_THE REQUEST_. Set down all of the entries word for word, omitting the images they contain.

_RECORDED INFORMATION_.
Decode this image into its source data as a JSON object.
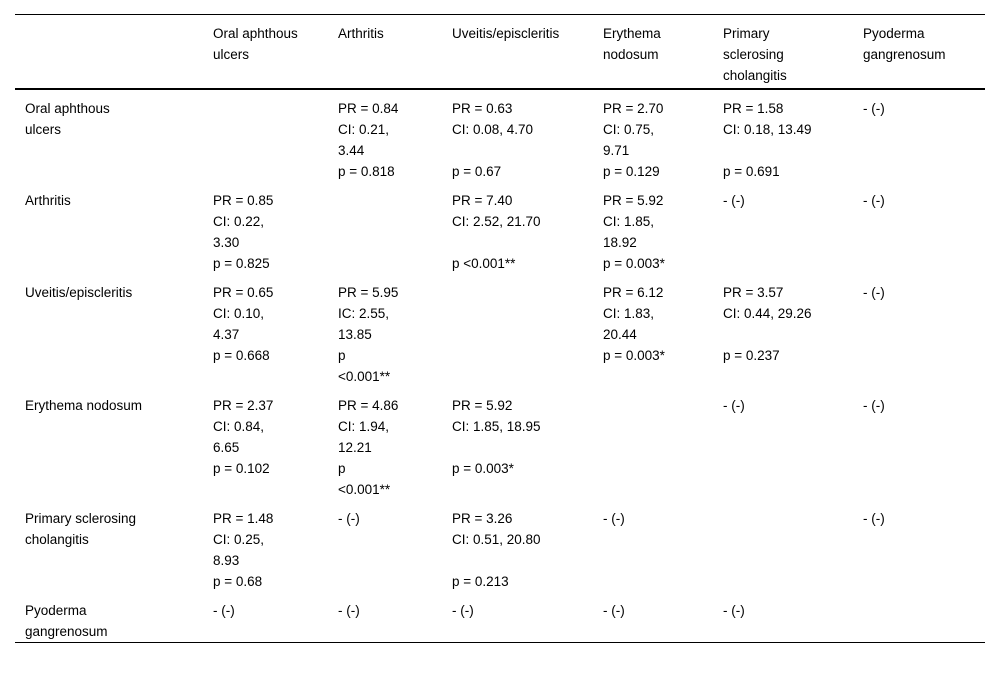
{
  "table": {
    "description": "Pairwise association table of extraintestinal manifestations with prevalence ratios (PR), confidence intervals (CI) and p-values",
    "text_color": "#000000",
    "background_color": "#ffffff",
    "headers": [
      {
        "lines": []
      },
      {
        "lines": [
          "Oral aphthous",
          "ulcers"
        ]
      },
      {
        "lines": [
          "Arthritis"
        ]
      },
      {
        "lines": [
          "Uveitis/episcleritis"
        ]
      },
      {
        "lines": [
          "Erythema",
          "nodosum"
        ]
      },
      {
        "lines": [
          "Primary",
          "sclerosing",
          "cholangitis"
        ]
      },
      {
        "lines": [
          "Pyoderma",
          "gangrenosum"
        ]
      }
    ],
    "rows": [
      {
        "label_lines": [
          "Oral aphthous",
          "ulcers"
        ],
        "cells": [
          {
            "pr": [],
            "ci": [],
            "p": []
          },
          {
            "pr": [
              "PR = 0.84"
            ],
            "ci": [
              "CI: 0.21,",
              "3.44"
            ],
            "p": [
              "p = 0.818"
            ]
          },
          {
            "pr": [
              "PR = 0.63"
            ],
            "ci": [
              "CI: 0.08, 4.70"
            ],
            "p": [
              "p = 0.67"
            ]
          },
          {
            "pr": [
              "PR = 2.70"
            ],
            "ci": [
              "CI: 0.75,",
              "9.71"
            ],
            "p": [
              "p = 0.129"
            ]
          },
          {
            "pr": [
              "PR = 1.58"
            ],
            "ci": [
              "CI: 0.18, 13.49"
            ],
            "p": [
              "p = 0.691"
            ]
          },
          {
            "pr": [
              "- (-)"
            ],
            "ci": [],
            "p": []
          }
        ]
      },
      {
        "label_lines": [
          "Arthritis"
        ],
        "cells": [
          {
            "pr": [
              "PR = 0.85"
            ],
            "ci": [
              "CI: 0.22,",
              "3.30"
            ],
            "p": [
              "p = 0.825"
            ]
          },
          {
            "pr": [],
            "ci": [],
            "p": []
          },
          {
            "pr": [
              "PR = 7.40"
            ],
            "ci": [
              "CI: 2.52, 21.70"
            ],
            "p": [
              "p <0.001**"
            ]
          },
          {
            "pr": [
              "PR = 5.92"
            ],
            "ci": [
              "CI: 1.85,",
              "18.92"
            ],
            "p": [
              "p = 0.003*"
            ]
          },
          {
            "pr": [
              "- (-)"
            ],
            "ci": [],
            "p": []
          },
          {
            "pr": [
              "- (-)"
            ],
            "ci": [],
            "p": []
          }
        ]
      },
      {
        "label_lines": [
          "Uveitis/episcleritis"
        ],
        "cells": [
          {
            "pr": [
              "PR = 0.65"
            ],
            "ci": [
              "CI: 0.10,",
              "4.37"
            ],
            "p": [
              "p = 0.668"
            ]
          },
          {
            "pr": [
              "PR = 5.95"
            ],
            "ci": [
              "IC: 2.55,",
              "13.85"
            ],
            "p": [
              "p",
              "<0.001**"
            ]
          },
          {
            "pr": [],
            "ci": [],
            "p": []
          },
          {
            "pr": [
              "PR = 6.12"
            ],
            "ci": [
              "CI: 1.83,",
              "20.44"
            ],
            "p": [
              "p = 0.003*"
            ]
          },
          {
            "pr": [
              "PR = 3.57"
            ],
            "ci": [
              "CI: 0.44, 29.26"
            ],
            "p": [
              "p = 0.237"
            ]
          },
          {
            "pr": [
              "- (-)"
            ],
            "ci": [],
            "p": []
          }
        ]
      },
      {
        "label_lines": [
          "Erythema nodosum"
        ],
        "cells": [
          {
            "pr": [
              "PR = 2.37"
            ],
            "ci": [
              "CI: 0.84,",
              "6.65"
            ],
            "p": [
              "p = 0.102"
            ]
          },
          {
            "pr": [
              "PR = 4.86"
            ],
            "ci": [
              "CI: 1.94,",
              "12.21"
            ],
            "p": [
              "p",
              "<0.001**"
            ]
          },
          {
            "pr": [
              "PR = 5.92"
            ],
            "ci": [
              "CI: 1.85, 18.95"
            ],
            "p": [
              "p = 0.003*"
            ]
          },
          {
            "pr": [],
            "ci": [],
            "p": []
          },
          {
            "pr": [
              "- (-)"
            ],
            "ci": [],
            "p": []
          },
          {
            "pr": [
              "- (-)"
            ],
            "ci": [],
            "p": []
          }
        ]
      },
      {
        "label_lines": [
          "Primary sclerosing",
          "cholangitis"
        ],
        "cells": [
          {
            "pr": [
              "PR = 1.48"
            ],
            "ci": [
              "CI: 0.25,",
              "8.93"
            ],
            "p": [
              "p = 0.68"
            ]
          },
          {
            "pr": [
              "- (-)"
            ],
            "ci": [],
            "p": []
          },
          {
            "pr": [
              "PR = 3.26"
            ],
            "ci": [
              "CI: 0.51, 20.80"
            ],
            "p": [
              "p = 0.213"
            ]
          },
          {
            "pr": [
              "- (-)"
            ],
            "ci": [],
            "p": []
          },
          {
            "pr": [],
            "ci": [],
            "p": []
          },
          {
            "pr": [
              "- (-)"
            ],
            "ci": [],
            "p": []
          }
        ]
      },
      {
        "label_lines": [
          "Pyoderma",
          "gangrenosum"
        ],
        "cells": [
          {
            "pr": [
              "- (-)"
            ],
            "ci": [],
            "p": []
          },
          {
            "pr": [
              "- (-)"
            ],
            "ci": [],
            "p": []
          },
          {
            "pr": [
              "- (-)"
            ],
            "ci": [],
            "p": []
          },
          {
            "pr": [
              "- (-)"
            ],
            "ci": [],
            "p": []
          },
          {
            "pr": [
              "- (-)"
            ],
            "ci": [],
            "p": []
          },
          {
            "pr": [],
            "ci": [],
            "p": []
          }
        ]
      }
    ]
  }
}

_SOLUTION TO THIS EXERCISE_.
Decode this image into its source data as a JSON object.
{
  "table": {
    "description": "Pairwise association table of extraintestinal manifestations with prevalence ratios (PR), confidence intervals (CI) and p-values",
    "text_color": "#000000",
    "background_color": "#ffffff",
    "headers": [
      {
        "lines": []
      },
      {
        "lines": [
          "Oral aphthous",
          "ulcers"
        ]
      },
      {
        "lines": [
          "Arthritis"
        ]
      },
      {
        "lines": [
          "Uveitis/episcleritis"
        ]
      },
      {
        "lines": [
          "Erythema",
          "nodosum"
        ]
      },
      {
        "lines": [
          "Primary",
          "sclerosing",
          "cholangitis"
        ]
      },
      {
        "lines": [
          "Pyoderma",
          "gangrenosum"
        ]
      }
    ],
    "rows": [
      {
        "label_lines": [
          "Oral aphthous",
          "ulcers"
        ],
        "cells": [
          {
            "pr": [],
            "ci": [],
            "p": []
          },
          {
            "pr": [
              "PR = 0.84"
            ],
            "ci": [
              "CI: 0.21,",
              "3.44"
            ],
            "p": [
              "p = 0.818"
            ]
          },
          {
            "pr": [
              "PR = 0.63"
            ],
            "ci": [
              "CI: 0.08, 4.70"
            ],
            "p": [
              "p = 0.67"
            ]
          },
          {
            "pr": [
              "PR = 2.70"
            ],
            "ci": [
              "CI: 0.75,",
              "9.71"
            ],
            "p": [
              "p = 0.129"
            ]
          },
          {
            "pr": [
              "PR = 1.58"
            ],
            "ci": [
              "CI: 0.18, 13.49"
            ],
            "p": [
              "p = 0.691"
            ]
          },
          {
            "pr": [
              "- (-)"
            ],
            "ci": [],
            "p": []
          }
        ]
      },
      {
        "label_lines": [
          "Arthritis"
        ],
        "cells": [
          {
            "pr": [
              "PR = 0.85"
            ],
            "ci": [
              "CI: 0.22,",
              "3.30"
            ],
            "p": [
              "p = 0.825"
            ]
          },
          {
            "pr": [],
            "ci": [],
            "p": []
          },
          {
            "pr": [
              "PR = 7.40"
            ],
            "ci": [
              "CI: 2.52, 21.70"
            ],
            "p": [
              "p <0.001**"
            ]
          },
          {
            "pr": [
              "PR = 5.92"
            ],
            "ci": [
              "CI: 1.85,",
              "18.92"
            ],
            "p": [
              "p = 0.003*"
            ]
          },
          {
            "pr": [
              "- (-)"
            ],
            "ci": [],
            "p": []
          },
          {
            "pr": [
              "- (-)"
            ],
            "ci": [],
            "p": []
          }
        ]
      },
      {
        "label_lines": [
          "Uveitis/episcleritis"
        ],
        "cells": [
          {
            "pr": [
              "PR = 0.65"
            ],
            "ci": [
              "CI: 0.10,",
              "4.37"
            ],
            "p": [
              "p = 0.668"
            ]
          },
          {
            "pr": [
              "PR = 5.95"
            ],
            "ci": [
              "IC: 2.55,",
              "13.85"
            ],
            "p": [
              "p",
              "<0.001**"
            ]
          },
          {
            "pr": [],
            "ci": [],
            "p": []
          },
          {
            "pr": [
              "PR = 6.12"
            ],
            "ci": [
              "CI: 1.83,",
              "20.44"
            ],
            "p": [
              "p = 0.003*"
            ]
          },
          {
            "pr": [
              "PR = 3.57"
            ],
            "ci": [
              "CI: 0.44, 29.26"
            ],
            "p": [
              "p = 0.237"
            ]
          },
          {
            "pr": [
              "- (-)"
            ],
            "ci": [],
            "p": []
          }
        ]
      },
      {
        "label_lines": [
          "Erythema nodosum"
        ],
        "cells": [
          {
            "pr": [
              "PR = 2.37"
            ],
            "ci": [
              "CI: 0.84,",
              "6.65"
            ],
            "p": [
              "p = 0.102"
            ]
          },
          {
            "pr": [
              "PR = 4.86"
            ],
            "ci": [
              "CI: 1.94,",
              "12.21"
            ],
            "p": [
              "p",
              "<0.001**"
            ]
          },
          {
            "pr": [
              "PR = 5.92"
            ],
            "ci": [
              "CI: 1.85, 18.95"
            ],
            "p": [
              "p = 0.003*"
            ]
          },
          {
            "pr": [],
            "ci": [],
            "p": []
          },
          {
            "pr": [
              "- (-)"
            ],
            "ci": [],
            "p": []
          },
          {
            "pr": [
              "- (-)"
            ],
            "ci": [],
            "p": []
          }
        ]
      },
      {
        "label_lines": [
          "Primary sclerosing",
          "cholangitis"
        ],
        "cells": [
          {
            "pr": [
              "PR = 1.48"
            ],
            "ci": [
              "CI: 0.25,",
              "8.93"
            ],
            "p": [
              "p = 0.68"
            ]
          },
          {
            "pr": [
              "- (-)"
            ],
            "ci": [],
            "p": []
          },
          {
            "pr": [
              "PR = 3.26"
            ],
            "ci": [
              "CI: 0.51, 20.80"
            ],
            "p": [
              "p = 0.213"
            ]
          },
          {
            "pr": [
              "- (-)"
            ],
            "ci": [],
            "p": []
          },
          {
            "pr": [],
            "ci": [],
            "p": []
          },
          {
            "pr": [
              "- (-)"
            ],
            "ci": [],
            "p": []
          }
        ]
      },
      {
        "label_lines": [
          "Pyoderma",
          "gangrenosum"
        ],
        "cells": [
          {
            "pr": [
              "- (-)"
            ],
            "ci": [],
            "p": []
          },
          {
            "pr": [
              "- (-)"
            ],
            "ci": [],
            "p": []
          },
          {
            "pr": [
              "- (-)"
            ],
            "ci": [],
            "p": []
          },
          {
            "pr": [
              "- (-)"
            ],
            "ci": [],
            "p": []
          },
          {
            "pr": [
              "- (-)"
            ],
            "ci": [],
            "p": []
          },
          {
            "pr": [],
            "ci": [],
            "p": []
          }
        ]
      }
    ]
  }
}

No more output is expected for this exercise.